▸ **Given task**
Return all entries precisely as they stand, without the images.

▸ **Provided material**
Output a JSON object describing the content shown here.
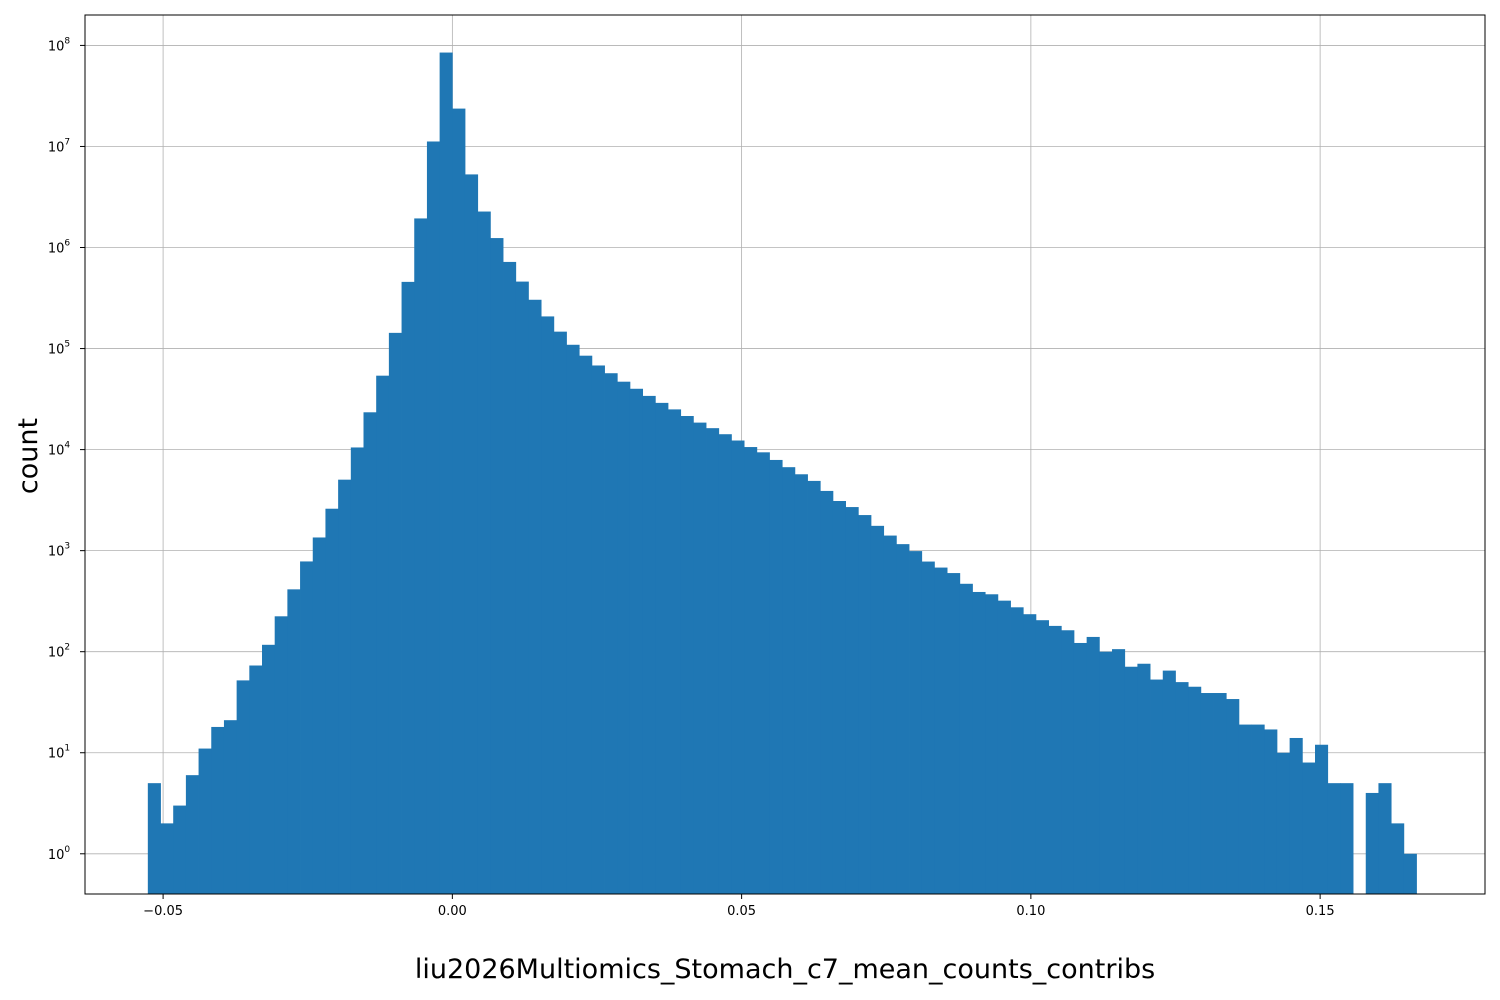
{
  "chart_data": {
    "type": "bar",
    "subtype": "histogram",
    "title": "",
    "xlabel": "liu2026Multiomics_Stomach_c7_mean_counts_contribs",
    "ylabel": "count",
    "yscale": "log",
    "grid": true,
    "bar_color": "#1f77b4",
    "xlim": [
      -0.0635,
      0.1785
    ],
    "ylim": [
      0.4,
      200000000
    ],
    "xticks": [
      {
        "value": -0.05,
        "label": "−0.05"
      },
      {
        "value": 0.0,
        "label": "0.00"
      },
      {
        "value": 0.05,
        "label": "0.05"
      },
      {
        "value": 0.1,
        "label": "0.10"
      },
      {
        "value": 0.15,
        "label": "0.15"
      }
    ],
    "yticks": [
      {
        "value": 1,
        "base": "10",
        "exp": "0"
      },
      {
        "value": 10,
        "base": "10",
        "exp": "1"
      },
      {
        "value": 100,
        "base": "10",
        "exp": "2"
      },
      {
        "value": 1000,
        "base": "10",
        "exp": "3"
      },
      {
        "value": 10000,
        "base": "10",
        "exp": "4"
      },
      {
        "value": 100000,
        "base": "10",
        "exp": "5"
      },
      {
        "value": 1000000,
        "base": "10",
        "exp": "6"
      },
      {
        "value": 10000000,
        "base": "10",
        "exp": "7"
      },
      {
        "value": 100000000,
        "base": "10",
        "exp": "8"
      }
    ],
    "bin_start": -0.05264,
    "bin_width": 0.002193,
    "values": [
      5,
      2,
      3,
      6,
      11,
      18,
      21,
      52,
      73,
      117,
      224,
      414,
      782,
      1350,
      2600,
      5040,
      10500,
      23400,
      53900,
      143000,
      457000,
      1940000,
      11200000,
      85000000,
      23700000,
      5290000,
      2270000,
      1240000,
      720000,
      460000,
      304000,
      208000,
      147000,
      109000,
      85000,
      68000,
      57000,
      47000,
      40000,
      34000,
      29000,
      25000,
      21500,
      18500,
      16300,
      14200,
      12300,
      10600,
      9400,
      7900,
      6700,
      5700,
      4900,
      3900,
      3100,
      2700,
      2250,
      1760,
      1410,
      1160,
      990,
      780,
      680,
      600,
      470,
      390,
      370,
      320,
      275,
      235,
      205,
      180,
      163,
      122,
      140,
      100,
      106,
      71,
      76,
      53,
      65,
      50,
      45,
      39,
      39,
      34,
      19,
      19,
      17,
      10,
      14,
      8,
      12,
      5,
      5,
      0,
      4,
      5,
      2,
      1
    ]
  }
}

▸ **Complete response**
Output a JSON object describing the content shown here.
{
  "chart_data": {
    "type": "bar",
    "subtype": "histogram",
    "title": "",
    "xlabel": "liu2026Multiomics_Stomach_c7_mean_counts_contribs",
    "ylabel": "count",
    "yscale": "log",
    "grid": true,
    "bar_color": "#1f77b4",
    "xlim": [
      -0.0635,
      0.1785
    ],
    "ylim": [
      0.4,
      200000000
    ],
    "xticks": [
      {
        "value": -0.05,
        "label": "−0.05"
      },
      {
        "value": 0.0,
        "label": "0.00"
      },
      {
        "value": 0.05,
        "label": "0.05"
      },
      {
        "value": 0.1,
        "label": "0.10"
      },
      {
        "value": 0.15,
        "label": "0.15"
      }
    ],
    "yticks": [
      {
        "value": 1,
        "base": "10",
        "exp": "0"
      },
      {
        "value": 10,
        "base": "10",
        "exp": "1"
      },
      {
        "value": 100,
        "base": "10",
        "exp": "2"
      },
      {
        "value": 1000,
        "base": "10",
        "exp": "3"
      },
      {
        "value": 10000,
        "base": "10",
        "exp": "4"
      },
      {
        "value": 100000,
        "base": "10",
        "exp": "5"
      },
      {
        "value": 1000000,
        "base": "10",
        "exp": "6"
      },
      {
        "value": 10000000,
        "base": "10",
        "exp": "7"
      },
      {
        "value": 100000000,
        "base": "10",
        "exp": "8"
      }
    ],
    "bin_start": -0.05264,
    "bin_width": 0.002193,
    "values": [
      5,
      2,
      3,
      6,
      11,
      18,
      21,
      52,
      73,
      117,
      224,
      414,
      782,
      1350,
      2600,
      5040,
      10500,
      23400,
      53900,
      143000,
      457000,
      1940000,
      11200000,
      85000000,
      23700000,
      5290000,
      2270000,
      1240000,
      720000,
      460000,
      304000,
      208000,
      147000,
      109000,
      85000,
      68000,
      57000,
      47000,
      40000,
      34000,
      29000,
      25000,
      21500,
      18500,
      16300,
      14200,
      12300,
      10600,
      9400,
      7900,
      6700,
      5700,
      4900,
      3900,
      3100,
      2700,
      2250,
      1760,
      1410,
      1160,
      990,
      780,
      680,
      600,
      470,
      390,
      370,
      320,
      275,
      235,
      205,
      180,
      163,
      122,
      140,
      100,
      106,
      71,
      76,
      53,
      65,
      50,
      45,
      39,
      39,
      34,
      19,
      19,
      17,
      10,
      14,
      8,
      12,
      5,
      5,
      0,
      4,
      5,
      2,
      1
    ]
  }
}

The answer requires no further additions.